**Task instructions**. From the listing below, return each line that includes "Graham".

─── Data rows

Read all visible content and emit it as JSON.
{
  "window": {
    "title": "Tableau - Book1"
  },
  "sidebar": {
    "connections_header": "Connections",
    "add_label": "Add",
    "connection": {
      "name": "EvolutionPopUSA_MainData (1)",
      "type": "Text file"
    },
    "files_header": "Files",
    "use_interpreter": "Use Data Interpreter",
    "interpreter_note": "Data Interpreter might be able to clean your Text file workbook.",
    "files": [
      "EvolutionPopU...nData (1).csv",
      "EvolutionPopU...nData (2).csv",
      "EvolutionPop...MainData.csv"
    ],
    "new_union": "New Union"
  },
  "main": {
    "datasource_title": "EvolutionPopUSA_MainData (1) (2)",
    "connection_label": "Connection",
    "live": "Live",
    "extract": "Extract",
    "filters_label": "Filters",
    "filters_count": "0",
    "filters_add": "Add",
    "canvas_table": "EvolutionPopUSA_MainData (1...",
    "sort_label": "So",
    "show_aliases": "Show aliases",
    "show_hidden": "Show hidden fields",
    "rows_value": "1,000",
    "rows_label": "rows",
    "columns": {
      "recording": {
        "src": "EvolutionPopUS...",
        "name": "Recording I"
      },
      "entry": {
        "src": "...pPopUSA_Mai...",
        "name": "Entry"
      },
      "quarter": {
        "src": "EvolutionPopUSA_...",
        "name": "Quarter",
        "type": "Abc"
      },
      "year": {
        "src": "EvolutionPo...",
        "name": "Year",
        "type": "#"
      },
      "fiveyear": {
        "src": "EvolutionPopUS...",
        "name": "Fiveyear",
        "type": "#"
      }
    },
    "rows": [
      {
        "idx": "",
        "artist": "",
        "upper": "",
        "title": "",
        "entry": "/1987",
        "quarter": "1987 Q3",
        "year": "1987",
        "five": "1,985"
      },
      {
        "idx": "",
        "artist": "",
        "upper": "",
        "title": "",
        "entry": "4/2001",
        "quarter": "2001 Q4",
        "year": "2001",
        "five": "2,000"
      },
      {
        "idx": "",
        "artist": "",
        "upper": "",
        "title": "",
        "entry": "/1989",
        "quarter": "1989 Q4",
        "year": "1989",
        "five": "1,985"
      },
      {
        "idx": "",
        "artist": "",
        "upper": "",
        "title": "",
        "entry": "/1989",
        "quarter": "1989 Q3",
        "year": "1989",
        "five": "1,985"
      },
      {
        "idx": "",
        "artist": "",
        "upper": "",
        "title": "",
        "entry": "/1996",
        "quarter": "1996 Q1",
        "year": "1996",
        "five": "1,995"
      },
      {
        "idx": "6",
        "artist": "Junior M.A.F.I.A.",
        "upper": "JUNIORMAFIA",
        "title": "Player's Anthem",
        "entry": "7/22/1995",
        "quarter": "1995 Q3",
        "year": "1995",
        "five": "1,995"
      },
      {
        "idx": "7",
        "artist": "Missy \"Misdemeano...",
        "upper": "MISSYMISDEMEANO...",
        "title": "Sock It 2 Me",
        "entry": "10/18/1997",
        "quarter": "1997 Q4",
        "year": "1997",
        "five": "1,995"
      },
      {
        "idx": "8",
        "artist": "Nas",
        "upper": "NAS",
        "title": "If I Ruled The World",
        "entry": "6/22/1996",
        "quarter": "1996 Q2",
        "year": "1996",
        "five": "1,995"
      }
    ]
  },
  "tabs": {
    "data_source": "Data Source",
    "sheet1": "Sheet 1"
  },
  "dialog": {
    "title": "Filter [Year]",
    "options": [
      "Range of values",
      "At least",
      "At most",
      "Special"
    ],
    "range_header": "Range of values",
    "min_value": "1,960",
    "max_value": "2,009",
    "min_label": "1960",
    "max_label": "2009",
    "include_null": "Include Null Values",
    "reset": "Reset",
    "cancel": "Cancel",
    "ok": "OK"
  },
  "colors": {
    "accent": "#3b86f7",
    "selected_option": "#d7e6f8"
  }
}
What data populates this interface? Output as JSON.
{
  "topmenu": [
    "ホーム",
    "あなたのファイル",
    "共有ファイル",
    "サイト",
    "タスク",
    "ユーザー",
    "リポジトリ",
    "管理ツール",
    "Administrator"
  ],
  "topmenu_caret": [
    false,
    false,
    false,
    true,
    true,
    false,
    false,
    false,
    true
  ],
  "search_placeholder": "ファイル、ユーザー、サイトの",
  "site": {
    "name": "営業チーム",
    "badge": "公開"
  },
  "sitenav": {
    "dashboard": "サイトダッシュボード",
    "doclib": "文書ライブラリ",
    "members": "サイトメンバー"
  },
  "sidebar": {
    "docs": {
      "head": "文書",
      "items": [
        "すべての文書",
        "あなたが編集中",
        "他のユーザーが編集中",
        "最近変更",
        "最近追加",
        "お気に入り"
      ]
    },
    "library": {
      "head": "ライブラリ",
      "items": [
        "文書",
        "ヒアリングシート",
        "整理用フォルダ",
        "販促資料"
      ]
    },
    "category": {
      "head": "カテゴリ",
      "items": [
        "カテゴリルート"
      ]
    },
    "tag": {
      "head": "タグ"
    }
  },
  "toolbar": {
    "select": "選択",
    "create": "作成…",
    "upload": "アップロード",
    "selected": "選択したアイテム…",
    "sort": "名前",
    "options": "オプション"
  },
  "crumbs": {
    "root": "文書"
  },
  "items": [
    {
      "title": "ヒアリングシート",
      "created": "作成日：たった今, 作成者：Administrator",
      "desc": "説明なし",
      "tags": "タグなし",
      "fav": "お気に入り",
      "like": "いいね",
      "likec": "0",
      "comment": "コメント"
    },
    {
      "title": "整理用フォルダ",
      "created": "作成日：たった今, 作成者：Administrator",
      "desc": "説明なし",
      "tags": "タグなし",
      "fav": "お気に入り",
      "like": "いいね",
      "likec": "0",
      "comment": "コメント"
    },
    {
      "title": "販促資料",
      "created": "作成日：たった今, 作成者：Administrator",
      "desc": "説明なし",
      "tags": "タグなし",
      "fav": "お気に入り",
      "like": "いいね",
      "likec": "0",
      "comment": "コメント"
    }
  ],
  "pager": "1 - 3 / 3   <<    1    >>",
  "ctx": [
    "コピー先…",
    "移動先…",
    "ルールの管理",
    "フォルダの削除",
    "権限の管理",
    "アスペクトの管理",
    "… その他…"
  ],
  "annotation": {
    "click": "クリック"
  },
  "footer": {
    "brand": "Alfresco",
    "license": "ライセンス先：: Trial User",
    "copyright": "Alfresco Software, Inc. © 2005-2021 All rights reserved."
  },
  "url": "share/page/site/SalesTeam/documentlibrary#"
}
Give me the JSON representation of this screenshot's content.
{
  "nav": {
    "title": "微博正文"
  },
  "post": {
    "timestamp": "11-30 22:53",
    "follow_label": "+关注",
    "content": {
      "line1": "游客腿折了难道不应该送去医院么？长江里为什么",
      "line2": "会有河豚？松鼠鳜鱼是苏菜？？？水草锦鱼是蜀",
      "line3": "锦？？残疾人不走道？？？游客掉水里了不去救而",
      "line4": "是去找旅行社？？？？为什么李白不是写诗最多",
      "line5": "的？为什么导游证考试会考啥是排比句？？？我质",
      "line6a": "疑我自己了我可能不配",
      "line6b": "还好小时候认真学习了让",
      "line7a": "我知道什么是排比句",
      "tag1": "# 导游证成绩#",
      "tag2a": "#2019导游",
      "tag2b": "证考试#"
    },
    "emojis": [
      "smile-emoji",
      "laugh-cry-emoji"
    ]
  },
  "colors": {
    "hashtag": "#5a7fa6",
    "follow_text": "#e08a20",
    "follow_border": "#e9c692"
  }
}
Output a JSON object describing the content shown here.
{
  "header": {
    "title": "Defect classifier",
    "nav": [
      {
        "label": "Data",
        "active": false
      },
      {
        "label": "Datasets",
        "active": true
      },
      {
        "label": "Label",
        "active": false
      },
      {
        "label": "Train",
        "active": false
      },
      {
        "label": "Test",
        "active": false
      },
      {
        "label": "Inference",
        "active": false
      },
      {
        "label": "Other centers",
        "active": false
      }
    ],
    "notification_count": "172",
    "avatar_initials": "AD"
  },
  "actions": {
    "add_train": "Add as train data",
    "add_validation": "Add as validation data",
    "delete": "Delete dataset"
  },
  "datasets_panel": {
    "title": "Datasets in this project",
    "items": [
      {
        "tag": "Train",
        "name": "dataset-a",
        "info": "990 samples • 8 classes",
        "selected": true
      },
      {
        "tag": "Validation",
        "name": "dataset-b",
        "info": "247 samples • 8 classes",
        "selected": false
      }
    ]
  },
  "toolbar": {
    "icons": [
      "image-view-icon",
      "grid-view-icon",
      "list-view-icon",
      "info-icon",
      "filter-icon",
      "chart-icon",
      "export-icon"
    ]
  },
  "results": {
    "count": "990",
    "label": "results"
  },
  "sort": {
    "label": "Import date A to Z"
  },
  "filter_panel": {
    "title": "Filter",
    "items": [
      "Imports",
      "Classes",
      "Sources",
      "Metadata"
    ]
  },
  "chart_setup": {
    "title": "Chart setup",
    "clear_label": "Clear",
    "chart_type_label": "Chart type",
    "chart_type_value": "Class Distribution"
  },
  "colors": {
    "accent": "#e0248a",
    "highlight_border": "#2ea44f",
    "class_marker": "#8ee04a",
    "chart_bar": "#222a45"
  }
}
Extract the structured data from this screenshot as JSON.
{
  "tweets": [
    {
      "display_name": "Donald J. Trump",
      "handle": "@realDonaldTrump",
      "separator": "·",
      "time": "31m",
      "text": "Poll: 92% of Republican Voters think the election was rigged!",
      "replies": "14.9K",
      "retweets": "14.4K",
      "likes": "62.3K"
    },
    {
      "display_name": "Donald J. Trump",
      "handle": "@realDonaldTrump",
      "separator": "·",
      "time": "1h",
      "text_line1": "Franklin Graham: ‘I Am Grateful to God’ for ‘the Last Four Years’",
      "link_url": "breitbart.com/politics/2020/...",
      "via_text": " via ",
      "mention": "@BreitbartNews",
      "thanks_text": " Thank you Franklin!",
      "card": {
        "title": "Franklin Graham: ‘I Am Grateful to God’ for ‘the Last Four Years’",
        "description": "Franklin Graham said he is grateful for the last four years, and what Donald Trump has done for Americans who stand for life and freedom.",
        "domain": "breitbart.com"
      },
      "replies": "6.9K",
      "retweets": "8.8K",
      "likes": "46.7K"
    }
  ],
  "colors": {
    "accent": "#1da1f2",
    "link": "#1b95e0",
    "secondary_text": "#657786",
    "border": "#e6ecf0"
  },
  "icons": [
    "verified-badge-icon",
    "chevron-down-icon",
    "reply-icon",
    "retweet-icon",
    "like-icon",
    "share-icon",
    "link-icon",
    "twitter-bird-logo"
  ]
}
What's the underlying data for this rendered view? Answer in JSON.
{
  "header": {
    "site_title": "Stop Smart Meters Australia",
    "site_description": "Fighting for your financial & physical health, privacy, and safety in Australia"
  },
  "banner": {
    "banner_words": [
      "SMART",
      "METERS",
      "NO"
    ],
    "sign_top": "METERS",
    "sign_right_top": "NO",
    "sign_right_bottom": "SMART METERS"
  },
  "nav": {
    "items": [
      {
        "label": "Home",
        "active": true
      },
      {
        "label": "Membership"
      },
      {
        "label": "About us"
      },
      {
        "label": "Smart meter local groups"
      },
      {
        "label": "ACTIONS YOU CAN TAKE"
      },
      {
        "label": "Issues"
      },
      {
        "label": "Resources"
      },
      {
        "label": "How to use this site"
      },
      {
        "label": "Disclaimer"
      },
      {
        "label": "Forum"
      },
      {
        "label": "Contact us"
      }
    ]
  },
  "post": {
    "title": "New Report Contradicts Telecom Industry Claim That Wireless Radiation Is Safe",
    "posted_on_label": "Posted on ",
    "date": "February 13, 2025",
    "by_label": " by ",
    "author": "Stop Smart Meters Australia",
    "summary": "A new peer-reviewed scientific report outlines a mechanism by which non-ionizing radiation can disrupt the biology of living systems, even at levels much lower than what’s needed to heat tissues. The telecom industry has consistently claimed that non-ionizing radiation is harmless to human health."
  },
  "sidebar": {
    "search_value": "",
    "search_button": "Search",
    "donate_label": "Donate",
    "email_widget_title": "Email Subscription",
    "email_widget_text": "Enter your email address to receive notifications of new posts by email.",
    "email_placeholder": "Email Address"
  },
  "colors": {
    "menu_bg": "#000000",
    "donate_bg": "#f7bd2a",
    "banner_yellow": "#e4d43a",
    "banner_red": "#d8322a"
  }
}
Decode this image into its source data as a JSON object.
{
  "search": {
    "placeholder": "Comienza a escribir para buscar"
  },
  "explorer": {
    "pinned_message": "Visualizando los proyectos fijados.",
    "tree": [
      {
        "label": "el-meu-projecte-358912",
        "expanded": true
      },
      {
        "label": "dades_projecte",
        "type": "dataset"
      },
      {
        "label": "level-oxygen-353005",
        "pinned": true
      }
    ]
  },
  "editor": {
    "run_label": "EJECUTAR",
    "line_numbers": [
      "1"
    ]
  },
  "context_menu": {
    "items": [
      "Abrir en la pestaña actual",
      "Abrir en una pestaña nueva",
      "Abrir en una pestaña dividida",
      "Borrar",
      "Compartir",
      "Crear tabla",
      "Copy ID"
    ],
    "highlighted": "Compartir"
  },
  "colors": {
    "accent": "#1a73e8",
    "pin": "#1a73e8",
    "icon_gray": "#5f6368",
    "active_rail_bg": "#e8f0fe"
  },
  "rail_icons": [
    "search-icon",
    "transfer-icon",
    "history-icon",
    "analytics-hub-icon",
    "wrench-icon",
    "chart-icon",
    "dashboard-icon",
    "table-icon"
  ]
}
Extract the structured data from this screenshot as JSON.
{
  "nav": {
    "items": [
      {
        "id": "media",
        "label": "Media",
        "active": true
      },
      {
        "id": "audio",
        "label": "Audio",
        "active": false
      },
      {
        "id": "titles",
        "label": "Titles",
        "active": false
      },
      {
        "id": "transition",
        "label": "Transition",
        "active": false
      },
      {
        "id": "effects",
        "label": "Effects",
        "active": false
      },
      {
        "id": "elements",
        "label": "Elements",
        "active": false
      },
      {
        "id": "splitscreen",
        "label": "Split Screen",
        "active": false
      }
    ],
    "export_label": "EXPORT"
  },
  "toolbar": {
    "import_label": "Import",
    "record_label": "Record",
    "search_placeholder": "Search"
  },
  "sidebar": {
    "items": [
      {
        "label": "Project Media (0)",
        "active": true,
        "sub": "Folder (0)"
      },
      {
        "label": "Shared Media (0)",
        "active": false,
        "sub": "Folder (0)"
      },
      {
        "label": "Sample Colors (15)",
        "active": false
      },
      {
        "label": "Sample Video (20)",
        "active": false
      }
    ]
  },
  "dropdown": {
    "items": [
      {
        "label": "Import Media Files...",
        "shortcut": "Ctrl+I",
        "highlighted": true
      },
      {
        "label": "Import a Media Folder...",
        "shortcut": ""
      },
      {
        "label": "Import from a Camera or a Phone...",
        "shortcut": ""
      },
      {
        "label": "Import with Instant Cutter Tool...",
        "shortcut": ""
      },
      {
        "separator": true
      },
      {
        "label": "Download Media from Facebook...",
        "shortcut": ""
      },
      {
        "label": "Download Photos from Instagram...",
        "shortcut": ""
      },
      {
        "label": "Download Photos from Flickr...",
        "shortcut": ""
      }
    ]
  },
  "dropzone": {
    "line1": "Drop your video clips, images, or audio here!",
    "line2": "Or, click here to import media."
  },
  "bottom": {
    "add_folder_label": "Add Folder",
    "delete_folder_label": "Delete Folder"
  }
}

──────

**Problem solution**.
      "text_line1": "Franklin Graham: ‘I Am Grateful to God’ for ‘the Last Four Years’",
        "title": "Franklin Graham: ‘I Am Grateful to God’ for ‘the Last Four Years’",
        "description": "Franklin Graham said he is grateful for the last four years, and what Donald Trump has done for Americans who stand for life and freedom.",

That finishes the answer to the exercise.